[Objective] Word for word, give the material below again, minus any images.

[Records shown]
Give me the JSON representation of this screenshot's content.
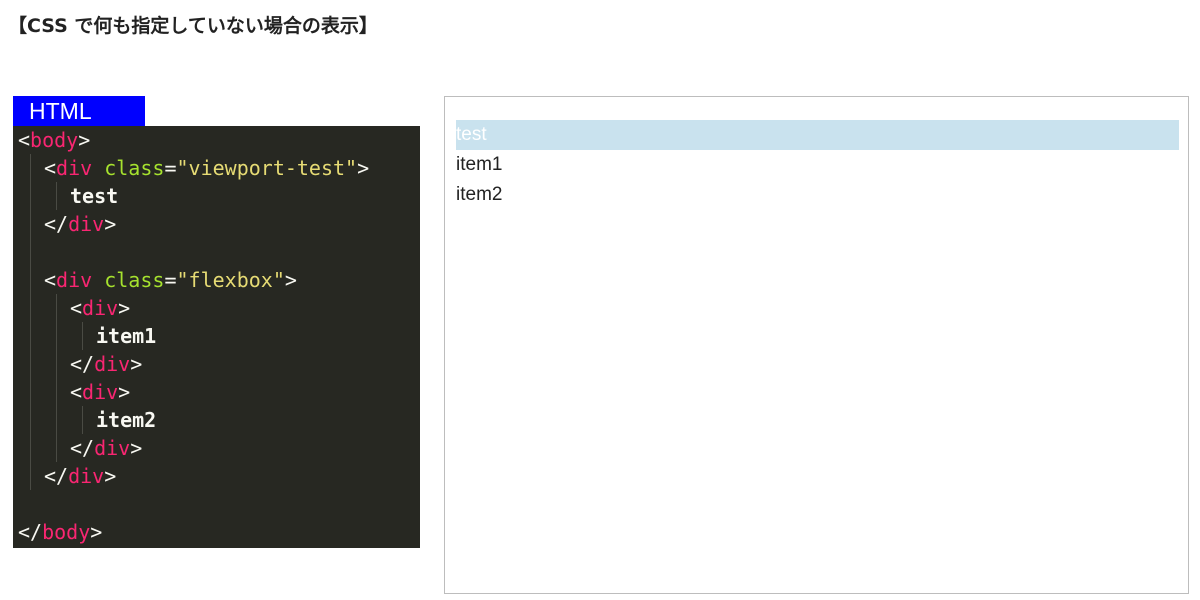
{
  "page": {
    "heading": "【CSS で何も指定していない場合の表示】"
  },
  "code_panel": {
    "tab_label": "HTML",
    "lines": {
      "l1_lt": "<",
      "l1_tag": "body",
      "l1_gt": ">",
      "l2_lt": "<",
      "l2_tag": "div",
      "l2_sp": " ",
      "l2_attr": "class",
      "l2_eq": "=",
      "l2_val": "\"viewport-test\"",
      "l2_gt": ">",
      "l3_text": "test",
      "l4_lt": "</",
      "l4_tag": "div",
      "l4_gt": ">",
      "l6_lt": "<",
      "l6_tag": "div",
      "l6_sp": " ",
      "l6_attr": "class",
      "l6_eq": "=",
      "l6_val": "\"flexbox\"",
      "l6_gt": ">",
      "l7_lt": "<",
      "l7_tag": "div",
      "l7_gt": ">",
      "l8_text": "item1",
      "l9_lt": "</",
      "l9_tag": "div",
      "l9_gt": ">",
      "l10_lt": "<",
      "l10_tag": "div",
      "l10_gt": ">",
      "l11_text": "item2",
      "l12_lt": "</",
      "l12_tag": "div",
      "l12_gt": ">",
      "l13_lt": "</",
      "l13_tag": "div",
      "l13_gt": ">",
      "l15_lt": "</",
      "l15_tag": "body",
      "l15_gt": ">"
    }
  },
  "preview": {
    "viewport_test": "test",
    "item1": "item1",
    "item2": "item2"
  },
  "colors": {
    "tab_background": "#0000ff",
    "code_background": "#272822",
    "tag_name": "#f92672",
    "attribute_name": "#a6e22e",
    "attribute_value": "#e6db74",
    "highlight_box": "#c9e2ee"
  }
}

[Output]
Give me the JSON representation of this screenshot's content.
{
  "page": {
    "heading": "【CSS で何も指定していない場合の表示】"
  },
  "code_panel": {
    "tab_label": "HTML",
    "lines": {
      "l1_lt": "<",
      "l1_tag": "body",
      "l1_gt": ">",
      "l2_lt": "<",
      "l2_tag": "div",
      "l2_sp": " ",
      "l2_attr": "class",
      "l2_eq": "=",
      "l2_val": "\"viewport-test\"",
      "l2_gt": ">",
      "l3_text": "test",
      "l4_lt": "</",
      "l4_tag": "div",
      "l4_gt": ">",
      "l6_lt": "<",
      "l6_tag": "div",
      "l6_sp": " ",
      "l6_attr": "class",
      "l6_eq": "=",
      "l6_val": "\"flexbox\"",
      "l6_gt": ">",
      "l7_lt": "<",
      "l7_tag": "div",
      "l7_gt": ">",
      "l8_text": "item1",
      "l9_lt": "</",
      "l9_tag": "div",
      "l9_gt": ">",
      "l10_lt": "<",
      "l10_tag": "div",
      "l10_gt": ">",
      "l11_text": "item2",
      "l12_lt": "</",
      "l12_tag": "div",
      "l12_gt": ">",
      "l13_lt": "</",
      "l13_tag": "div",
      "l13_gt": ">",
      "l15_lt": "</",
      "l15_tag": "body",
      "l15_gt": ">"
    }
  },
  "preview": {
    "viewport_test": "test",
    "item1": "item1",
    "item2": "item2"
  },
  "colors": {
    "tab_background": "#0000ff",
    "code_background": "#272822",
    "tag_name": "#f92672",
    "attribute_name": "#a6e22e",
    "attribute_value": "#e6db74",
    "highlight_box": "#c9e2ee"
  }
}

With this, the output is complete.